### Exercise instructions
Read the data and repeat it in full, exactly.
<<<<
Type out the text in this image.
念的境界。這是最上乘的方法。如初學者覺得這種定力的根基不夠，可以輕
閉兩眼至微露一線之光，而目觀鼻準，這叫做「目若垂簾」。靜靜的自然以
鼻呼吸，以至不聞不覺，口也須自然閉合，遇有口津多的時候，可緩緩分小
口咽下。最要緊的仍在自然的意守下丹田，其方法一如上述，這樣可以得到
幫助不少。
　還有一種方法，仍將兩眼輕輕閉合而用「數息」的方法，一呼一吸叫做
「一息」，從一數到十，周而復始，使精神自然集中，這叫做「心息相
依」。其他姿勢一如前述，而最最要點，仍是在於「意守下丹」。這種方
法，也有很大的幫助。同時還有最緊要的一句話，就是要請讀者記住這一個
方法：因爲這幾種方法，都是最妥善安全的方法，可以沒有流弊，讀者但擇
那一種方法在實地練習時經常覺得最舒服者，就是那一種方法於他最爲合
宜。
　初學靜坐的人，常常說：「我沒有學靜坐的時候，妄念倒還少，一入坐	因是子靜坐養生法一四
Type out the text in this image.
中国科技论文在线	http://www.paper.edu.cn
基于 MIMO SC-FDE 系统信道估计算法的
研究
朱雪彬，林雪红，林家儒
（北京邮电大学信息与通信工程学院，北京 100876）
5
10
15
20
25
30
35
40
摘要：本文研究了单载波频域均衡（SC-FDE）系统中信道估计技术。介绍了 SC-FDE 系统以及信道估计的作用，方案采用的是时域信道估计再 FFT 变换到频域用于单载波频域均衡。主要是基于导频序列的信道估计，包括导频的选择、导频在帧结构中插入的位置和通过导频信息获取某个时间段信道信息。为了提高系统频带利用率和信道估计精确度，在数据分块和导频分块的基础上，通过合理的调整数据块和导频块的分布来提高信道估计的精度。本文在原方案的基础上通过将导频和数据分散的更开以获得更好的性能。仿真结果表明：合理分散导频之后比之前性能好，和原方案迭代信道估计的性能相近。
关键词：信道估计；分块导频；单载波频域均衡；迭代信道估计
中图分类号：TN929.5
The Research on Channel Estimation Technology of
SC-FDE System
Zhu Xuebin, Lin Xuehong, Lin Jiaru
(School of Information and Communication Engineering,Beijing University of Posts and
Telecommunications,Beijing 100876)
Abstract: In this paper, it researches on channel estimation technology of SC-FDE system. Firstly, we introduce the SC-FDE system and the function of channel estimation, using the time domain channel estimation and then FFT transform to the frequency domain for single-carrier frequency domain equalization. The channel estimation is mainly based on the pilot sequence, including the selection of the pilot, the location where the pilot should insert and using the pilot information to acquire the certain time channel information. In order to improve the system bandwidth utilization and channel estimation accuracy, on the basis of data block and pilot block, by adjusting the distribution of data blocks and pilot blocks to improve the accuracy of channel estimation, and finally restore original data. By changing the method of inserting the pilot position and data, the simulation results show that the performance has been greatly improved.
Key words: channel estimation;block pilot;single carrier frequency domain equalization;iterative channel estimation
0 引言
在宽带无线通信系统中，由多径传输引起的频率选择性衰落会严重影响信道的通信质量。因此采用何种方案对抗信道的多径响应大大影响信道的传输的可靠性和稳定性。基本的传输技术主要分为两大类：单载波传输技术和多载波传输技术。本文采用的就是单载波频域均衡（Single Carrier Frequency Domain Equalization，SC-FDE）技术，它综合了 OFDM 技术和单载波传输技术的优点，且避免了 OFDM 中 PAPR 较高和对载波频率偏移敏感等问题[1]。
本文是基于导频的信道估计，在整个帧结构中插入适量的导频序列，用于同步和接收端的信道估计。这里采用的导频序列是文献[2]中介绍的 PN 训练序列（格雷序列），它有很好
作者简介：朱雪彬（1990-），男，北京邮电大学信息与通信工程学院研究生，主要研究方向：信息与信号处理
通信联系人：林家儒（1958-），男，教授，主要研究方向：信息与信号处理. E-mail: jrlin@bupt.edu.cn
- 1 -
>>>>
### Reply to the task
Type out the text in this image.
念的境界。這是最上乘的方法。如初學者覺得這種定力的根基不夠，可以輕
閉兩眼至微露一線之光，而目觀鼻準，這叫做「目若垂簾」。靜靜的自然以
鼻呼吸，以至不聞不覺，口也須自然閉合，遇有口津多的時候，可緩緩分小
口咽下。最要緊的仍在自然的意守下丹田，其方法一如上述，這樣可以得到
幫助不少。
　還有一種方法，仍將兩眼輕輕閉合而用「數息」的方法，一呼一吸叫做
「一息」，從一數到十，周而復始，使精神自然集中，這叫做「心息相
依」。其他姿勢一如前述，而最最要點，仍是在於「意守下丹」。這種方
法，也有很大的幫助。同時還有最緊要的一句話，就是要請讀者記住這一個
方法：因爲這幾種方法，都是最妥善安全的方法，可以沒有流弊，讀者但擇
那一種方法在實地練習時經常覺得最舒服者，就是那一種方法於他最爲合
宜。
　初學靜坐的人，常常說：「我沒有學靜坐的時候，妄念倒還少，一入坐	因是子靜坐養生法一四
Type out the text in this image.
中国科技论文在线	http://www.paper.edu.cn
基于 MIMO SC-FDE 系统信道估计算法的
研究
朱雪彬，林雪红，林家儒
（北京邮电大学信息与通信工程学院，北京 100876）
5
10
15
20
25
30
35
40
摘要：本文研究了单载波频域均衡（SC-FDE）系统中信道估计技术。介绍了 SC-FDE 系统以及信道估计的作用，方案采用的是时域信道估计再 FFT 变换到频域用于单载波频域均衡。主要是基于导频序列的信道估计，包括导频的选择、导频在帧结构中插入的位置和通过导频信息获取某个时间段信道信息。为了提高系统频带利用率和信道估计精确度，在数据分块和导频分块的基础上，通过合理的调整数据块和导频块的分布来提高信道估计的精度。本文在原方案的基础上通过将导频和数据分散的更开以获得更好的性能。仿真结果表明：合理分散导频之后比之前性能好，和原方案迭代信道估计的性能相近。
关键词：信道估计；分块导频；单载波频域均衡；迭代信道估计
中图分类号：TN929.5
The Research on Channel Estimation Technology of
SC-FDE System
Zhu Xuebin, Lin Xuehong, Lin Jiaru
(School of Information and Communication Engineering,Beijing University of Posts and
Telecommunications,Beijing 100876)
Abstract: In this paper, it researches on channel estimation technology of SC-FDE system. Firstly, we introduce the SC-FDE system and the function of channel estimation, using the time domain channel estimation and then FFT transform to the frequency domain for single-carrier frequency domain equalization. The channel estimation is mainly based on the pilot sequence, including the selection of the pilot, the location where the pilot should insert and using the pilot information to acquire the certain time channel information. In order to improve the system bandwidth utilization and channel estimation accuracy, on the basis of data block and pilot block, by adjusting the distribution of data blocks and pilot blocks to improve the accuracy of channel estimation, and finally restore original data. By changing the method of inserting the pilot position and data, the simulation results show that the performance has been greatly improved.
Key words: channel estimation;block pilot;single carrier frequency domain equalization;iterative channel estimation
0 引言
在宽带无线通信系统中，由多径传输引起的频率选择性衰落会严重影响信道的通信质量。因此采用何种方案对抗信道的多径响应大大影响信道的传输的可靠性和稳定性。基本的传输技术主要分为两大类：单载波传输技术和多载波传输技术。本文采用的就是单载波频域均衡（Single Carrier Frequency Domain Equalization，SC-FDE）技术，它综合了 OFDM 技术和单载波传输技术的优点，且避免了 OFDM 中 PAPR 较高和对载波频率偏移敏感等问题[1]。
本文是基于导频的信道估计，在整个帧结构中插入适量的导频序列，用于同步和接收端的信道估计。这里采用的导频序列是文献[2]中介绍的 PN 训练序列（格雷序列），它有很好
作者简介：朱雪彬（1990-），男，北京邮电大学信息与通信工程学院研究生，主要研究方向：信息与信号处理
通信联系人：林家儒（1958-），男，教授，主要研究方向：信息与信号处理. E-mail: jrlin@bupt.edu.cn
- 1 -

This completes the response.